> [Exercise 1]
Copy out, unchanged, the stretch of the entries from the line containing "area-chart-icon [1628,130,1650,148]" through the line containing "forecast-label: FORECAST: CHART".

> [Given text]
========
Attachment is Detachment: Buy more stuff!

We've all got the one friend or self-help book that preaches detachment from material goods, spouts and sputters that less is more and how it doesn't do us well to get caught up in a world of possessions and belongings.

Bull. Attachment is detachment, and leads to a weaker relationship with the things that we do own and desire. We are increasingly unconcerned with the permanence of things- outfits get phased out then given away, phones get upgraded and sent away for scrap, and ridiculous hulking televisions get replaced with slightly larger ridiculous hulking televisions with more sockets in the rear.

The more stuff we have, and the more possessions that pass through our homes and our fingers, the less we find ourselves caring about them or forming strong attachments to them. As we gain more stuff we stop worrying so much about the stuff we already have. One Ming vase receives our absolute care and protection, but if we had another then that one would suddenly become the spare.

The constantly returning ideal of purifying ourselves by stripping back the necessaries and the junk we don't need is a tautological joke as it forces us to place values on our possessions, and select and grade that which is apparently important and can not be lived without.

I have a marble jar that used to belong to my grandmother. It is the only thing of hers I have to remember her by, so naturally it sits wrapped in bubble wrap, and packed away in a strongbox at the bottom of a cupboard where I can't see it.

If we were to truly wanted to free ourselves from attachment to possessions, we'd figure out which of our possessions mattered to us the most, and get rid of those, leaving us free with all the shit that we don't really care about.
========
> [Recorded data]
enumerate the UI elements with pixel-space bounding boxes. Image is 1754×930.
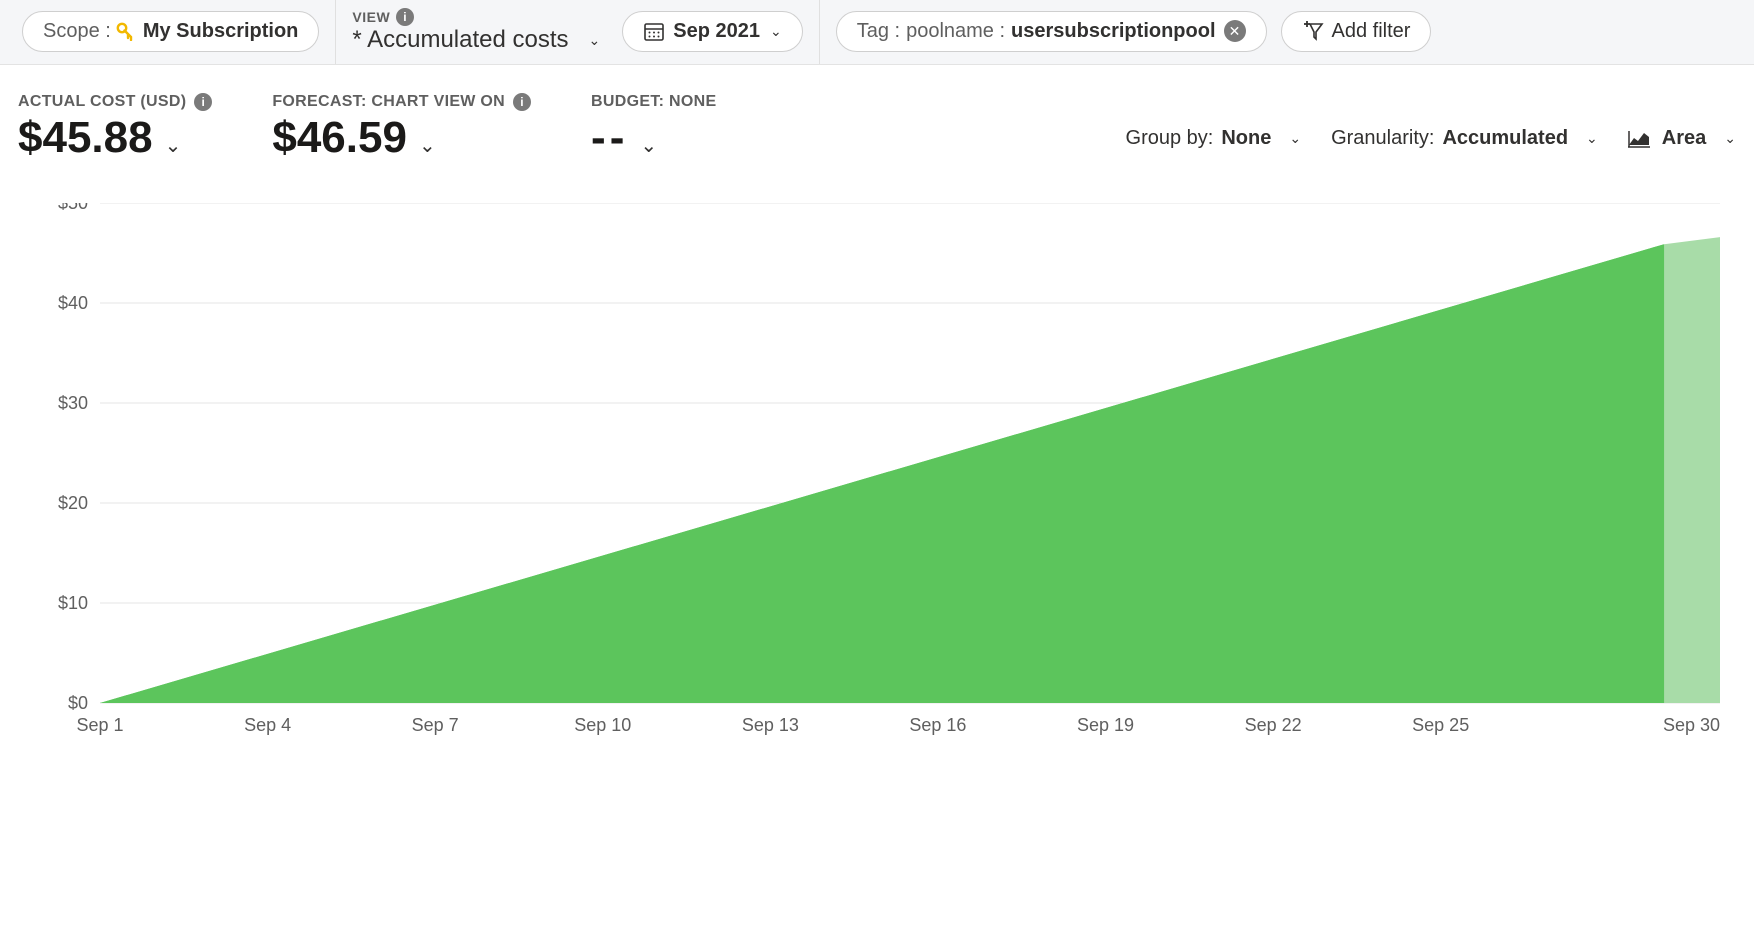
area-chart-icon [1628,130,1650,148]
chart-controls: Group by: None ⌄ Granularity: Accumulate… [1126,93,1736,150]
group-by-selector[interactable]: Group by: None ⌄ [1126,127,1302,150]
toolbar-divider [335,0,336,64]
key-icon [115,21,135,41]
chevron-down-icon: ⌄ [1289,130,1301,147]
forecast-label: FORECAST: CHART VIEW ON [272,93,505,111]
clear-tag-icon[interactable]: ✕ [1224,20,1246,42]
svg-text:Sep 19: Sep 19 [1077,715,1134,735]
svg-text:$40: $40 [58,293,88,313]
granularity-value: Accumulated [1442,127,1568,150]
chevron-down-icon: ⌄ [419,133,436,158]
svg-text:$20: $20 [58,493,88,513]
budget-value: -- [591,113,628,163]
view-selector[interactable]: VIEW i * Accumulated costs ⌄ [352,8,608,54]
tag-filter-chip[interactable]: Tag : poolname : usersubscriptionpool ✕ [836,11,1267,52]
add-filter-icon [1302,21,1324,41]
actual-cost-metric[interactable]: ACTUAL COST (USD) i $45.88 ⌄ [18,93,212,163]
tag-key: poolname : [906,20,1005,43]
chevron-down-icon: ⌄ [589,32,601,49]
add-filter-label: Add filter [1332,20,1411,43]
metrics-row: ACTUAL COST (USD) i $45.88 ⌄ FORECAST: C… [0,65,1754,163]
svg-text:Sep 7: Sep 7 [412,715,459,735]
svg-text:Sep 10: Sep 10 [574,715,631,735]
chevron-down-icon: ⌄ [640,133,657,158]
tag-label: Tag : [857,20,900,43]
svg-text:$50: $50 [58,203,88,213]
scope-selector[interactable]: Scope : My Subscription [22,11,319,52]
granularity-label: Granularity: [1331,127,1434,150]
date-value: Sep 2021 [673,20,760,43]
svg-text:Sep 22: Sep 22 [1245,715,1302,735]
svg-text:Sep 16: Sep 16 [909,715,966,735]
view-caption: VIEW [352,9,390,25]
chevron-down-icon: ⌄ [1586,130,1598,147]
budget-label: BUDGET: NONE [591,93,716,111]
group-by-value: None [1221,127,1271,150]
svg-text:Sep 13: Sep 13 [742,715,799,735]
chart-type-value: Area [1662,127,1706,150]
calendar-icon [643,20,665,42]
filter-toolbar: Scope : My Subscription VIEW i * Accumul… [0,0,1754,65]
chevron-down-icon: ⌄ [770,23,782,40]
budget-metric[interactable]: BUDGET: NONE -- ⌄ [591,93,716,163]
actual-cost-value: $45.88 [18,113,153,163]
svg-text:$30: $30 [58,393,88,413]
group-by-label: Group by: [1126,127,1214,150]
scope-value: My Subscription [143,20,299,43]
chevron-down-icon: ⌄ [165,133,182,158]
granularity-selector[interactable]: Granularity: Accumulated ⌄ [1331,127,1598,150]
actual-cost-label: ACTUAL COST (USD) [18,93,186,111]
svg-text:Sep 4: Sep 4 [244,715,291,735]
svg-text:$10: $10 [58,593,88,613]
cost-area-chart: $0 $10 $20 $30 $40 $50 Sep 1 Sep 4 Sep 7 Sep 10 Se… [20,203,1734,763]
add-filter-button[interactable]: Add filter [1281,11,1432,52]
forecast-value: $46.59 [272,113,407,163]
info-icon: i [396,8,414,26]
svg-text:$0: $0 [68,693,88,713]
view-value: * Accumulated costs [352,26,568,54]
toolbar-divider [819,0,820,64]
forecast-metric[interactable]: FORECAST: CHART VIEW ON i $46.59 ⌄ [272,93,531,163]
date-range-selector[interactable]: Sep 2021 ⌄ [622,11,802,52]
chevron-down-icon: ⌄ [1724,130,1736,147]
chart-type-selector[interactable]: Area ⌄ [1628,127,1736,150]
svg-text:Sep 30: Sep 30 [1663,715,1720,735]
info-icon: i [194,93,212,111]
svg-text:Sep 25: Sep 25 [1412,715,1469,735]
info-icon: i [513,93,531,111]
tag-value: usersubscriptionpool [1011,20,1215,43]
scope-label: Scope : [43,20,111,43]
svg-text:Sep 1: Sep 1 [76,715,123,735]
========
> [Exercise 2]
Write out the stretch of the essay on possessions from "We've all got" through "possessions and belongings.", replacing "self-help book" with "advice column".

> [Correct result 1]
area-chart-icon [1628,130,1650,148]
chart-controls: Group by: None ⌄ Granularity: Accumulate… [1126,93,1736,150]
group-by-selector[interactable]: Group by: None ⌄ [1126,127,1302,150]
toolbar-divider [335,0,336,64]
key-icon [115,21,135,41]
chevron-down-icon: ⌄ [1289,130,1301,147]
forecast-label: FORECAST: CHART VIEW ON [272,93,505,111]

> [Correct result 2]
We've all got the one friend or advice column that preaches detachment from material goods, spouts and sputters that less is more and how it doesn't do us well to get caught up in a world of possessions and belongings.